■ **RECORDS FOR THIS EXERCISE**:
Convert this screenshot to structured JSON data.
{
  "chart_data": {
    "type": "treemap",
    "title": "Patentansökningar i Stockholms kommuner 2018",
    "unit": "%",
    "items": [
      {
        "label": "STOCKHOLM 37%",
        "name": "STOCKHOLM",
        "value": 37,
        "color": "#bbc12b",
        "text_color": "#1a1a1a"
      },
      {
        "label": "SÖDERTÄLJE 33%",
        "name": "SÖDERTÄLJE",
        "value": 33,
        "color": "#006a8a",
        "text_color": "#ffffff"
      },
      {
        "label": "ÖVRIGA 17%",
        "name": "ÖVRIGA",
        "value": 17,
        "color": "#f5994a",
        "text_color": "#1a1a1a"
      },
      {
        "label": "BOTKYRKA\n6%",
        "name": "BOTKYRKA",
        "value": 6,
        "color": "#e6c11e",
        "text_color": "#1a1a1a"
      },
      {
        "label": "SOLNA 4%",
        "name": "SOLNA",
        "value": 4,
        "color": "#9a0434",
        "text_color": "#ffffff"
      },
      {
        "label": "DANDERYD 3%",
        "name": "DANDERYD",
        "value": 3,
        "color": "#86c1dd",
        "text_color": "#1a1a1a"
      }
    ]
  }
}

---

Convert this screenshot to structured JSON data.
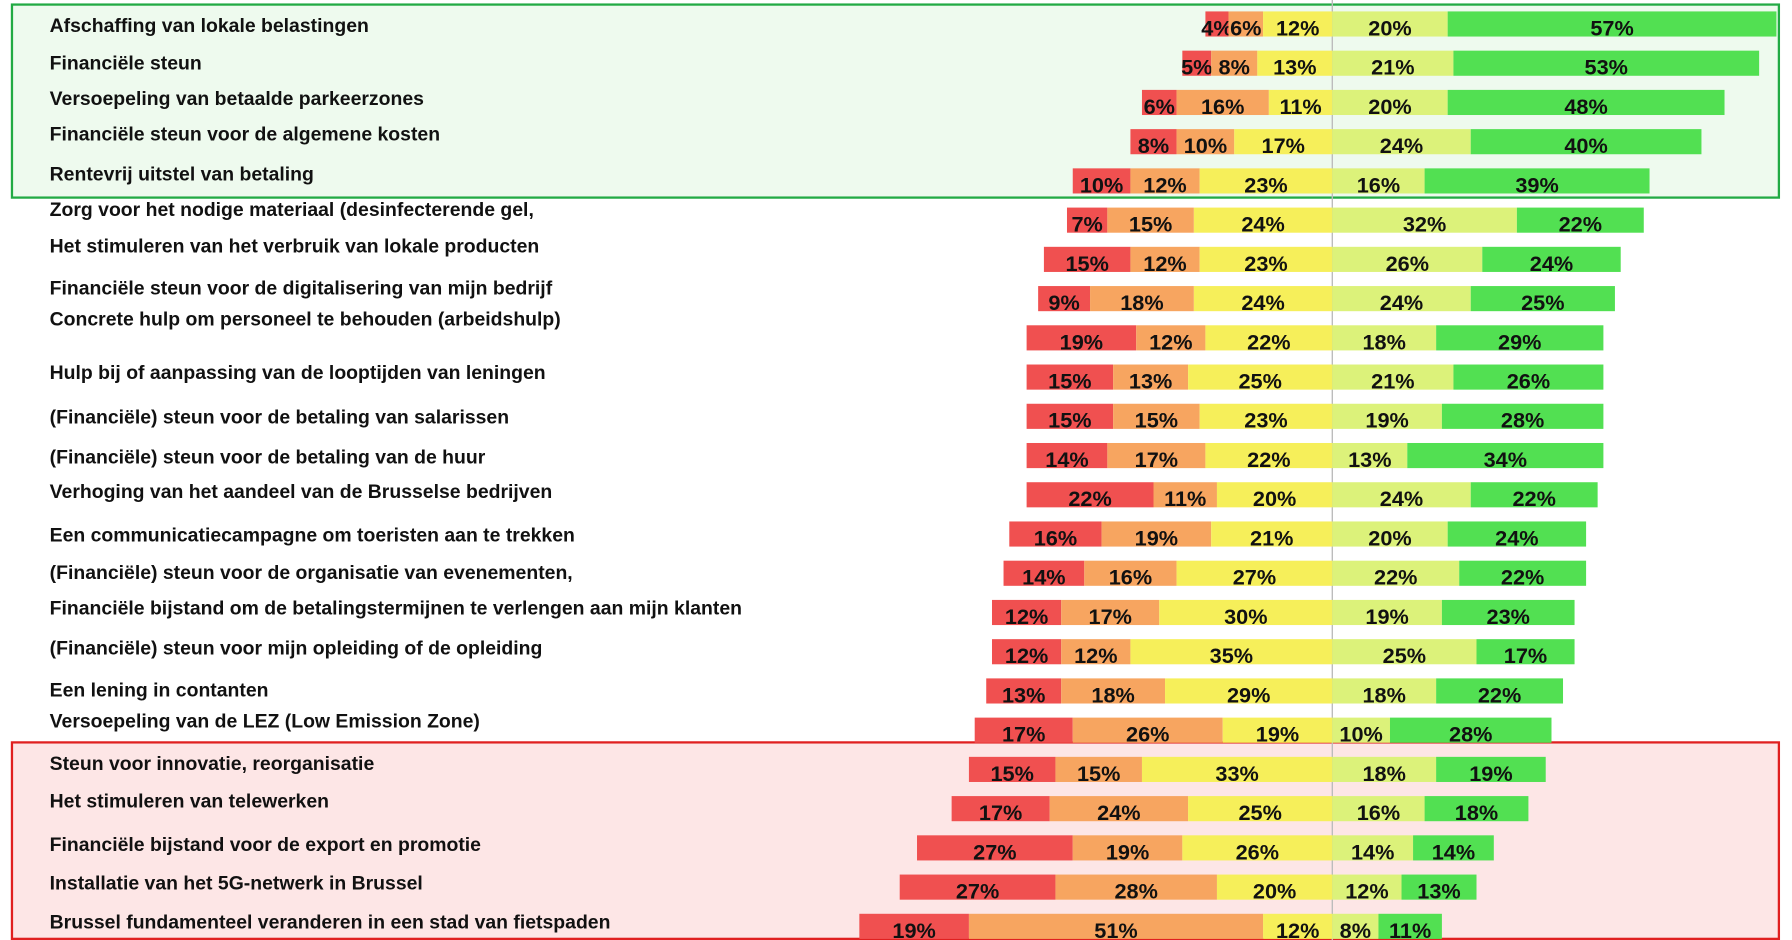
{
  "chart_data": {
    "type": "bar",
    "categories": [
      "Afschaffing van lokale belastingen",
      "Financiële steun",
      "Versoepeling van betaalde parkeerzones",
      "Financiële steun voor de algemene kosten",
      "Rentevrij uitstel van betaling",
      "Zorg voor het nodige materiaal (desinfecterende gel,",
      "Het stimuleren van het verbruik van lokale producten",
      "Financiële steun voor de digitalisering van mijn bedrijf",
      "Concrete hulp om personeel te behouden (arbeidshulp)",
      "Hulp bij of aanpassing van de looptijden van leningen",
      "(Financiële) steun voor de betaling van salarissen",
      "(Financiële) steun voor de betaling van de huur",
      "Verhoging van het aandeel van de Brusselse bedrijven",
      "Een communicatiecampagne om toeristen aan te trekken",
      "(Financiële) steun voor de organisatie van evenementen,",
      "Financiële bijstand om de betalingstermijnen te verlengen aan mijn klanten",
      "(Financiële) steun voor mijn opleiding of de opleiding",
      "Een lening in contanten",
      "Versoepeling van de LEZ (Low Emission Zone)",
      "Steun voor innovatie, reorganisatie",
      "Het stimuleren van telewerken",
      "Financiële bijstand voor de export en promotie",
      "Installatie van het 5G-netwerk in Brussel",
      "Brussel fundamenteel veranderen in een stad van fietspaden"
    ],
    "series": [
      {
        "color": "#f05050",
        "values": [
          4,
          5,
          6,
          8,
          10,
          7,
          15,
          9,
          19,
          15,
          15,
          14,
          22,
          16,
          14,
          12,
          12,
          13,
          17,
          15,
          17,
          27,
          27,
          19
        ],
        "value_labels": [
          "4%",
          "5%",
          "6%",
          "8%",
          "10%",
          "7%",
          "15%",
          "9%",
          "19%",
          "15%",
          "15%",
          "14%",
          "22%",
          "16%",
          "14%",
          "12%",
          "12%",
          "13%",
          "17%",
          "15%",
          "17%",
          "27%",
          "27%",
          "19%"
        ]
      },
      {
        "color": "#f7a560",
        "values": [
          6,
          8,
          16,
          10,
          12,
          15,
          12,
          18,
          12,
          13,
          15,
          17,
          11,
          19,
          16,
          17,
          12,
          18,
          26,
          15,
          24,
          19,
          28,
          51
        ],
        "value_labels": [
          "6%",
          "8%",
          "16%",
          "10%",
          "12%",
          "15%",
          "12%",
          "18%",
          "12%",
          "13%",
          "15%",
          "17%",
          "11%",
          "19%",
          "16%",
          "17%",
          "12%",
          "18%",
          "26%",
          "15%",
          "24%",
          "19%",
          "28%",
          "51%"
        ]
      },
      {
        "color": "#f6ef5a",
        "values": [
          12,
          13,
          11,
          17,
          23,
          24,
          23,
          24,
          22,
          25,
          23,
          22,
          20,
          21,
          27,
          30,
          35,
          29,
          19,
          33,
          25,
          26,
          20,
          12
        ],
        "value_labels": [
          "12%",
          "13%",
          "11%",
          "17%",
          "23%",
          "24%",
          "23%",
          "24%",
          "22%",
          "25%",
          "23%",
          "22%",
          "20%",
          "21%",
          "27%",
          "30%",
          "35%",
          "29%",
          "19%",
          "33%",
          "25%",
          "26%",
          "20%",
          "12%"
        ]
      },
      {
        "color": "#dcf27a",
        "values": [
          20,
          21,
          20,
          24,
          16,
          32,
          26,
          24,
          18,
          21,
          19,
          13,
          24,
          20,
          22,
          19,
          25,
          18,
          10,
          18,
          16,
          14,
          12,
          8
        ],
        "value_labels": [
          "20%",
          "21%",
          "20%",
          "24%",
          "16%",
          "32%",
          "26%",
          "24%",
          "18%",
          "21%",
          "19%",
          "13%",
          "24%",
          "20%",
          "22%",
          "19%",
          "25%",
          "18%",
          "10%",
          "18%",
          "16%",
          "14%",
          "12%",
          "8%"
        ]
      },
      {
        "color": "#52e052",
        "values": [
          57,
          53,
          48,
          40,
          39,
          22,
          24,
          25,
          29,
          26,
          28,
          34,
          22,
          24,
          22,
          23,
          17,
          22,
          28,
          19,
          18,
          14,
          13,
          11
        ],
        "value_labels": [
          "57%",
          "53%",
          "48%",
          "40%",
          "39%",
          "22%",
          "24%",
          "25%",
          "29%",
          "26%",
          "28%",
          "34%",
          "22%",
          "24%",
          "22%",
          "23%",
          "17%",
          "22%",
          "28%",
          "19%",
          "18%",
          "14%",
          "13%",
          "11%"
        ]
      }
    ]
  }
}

■ **REQUIRED WORK**: Read the data above. Pull out each line in which the string "lokale" appears.

■ **ANSWER TO THIS PROBLEM**:
      "Afschaffing van lokale belastingen",
      "Het stimuleren van het verbruik van lokale producten",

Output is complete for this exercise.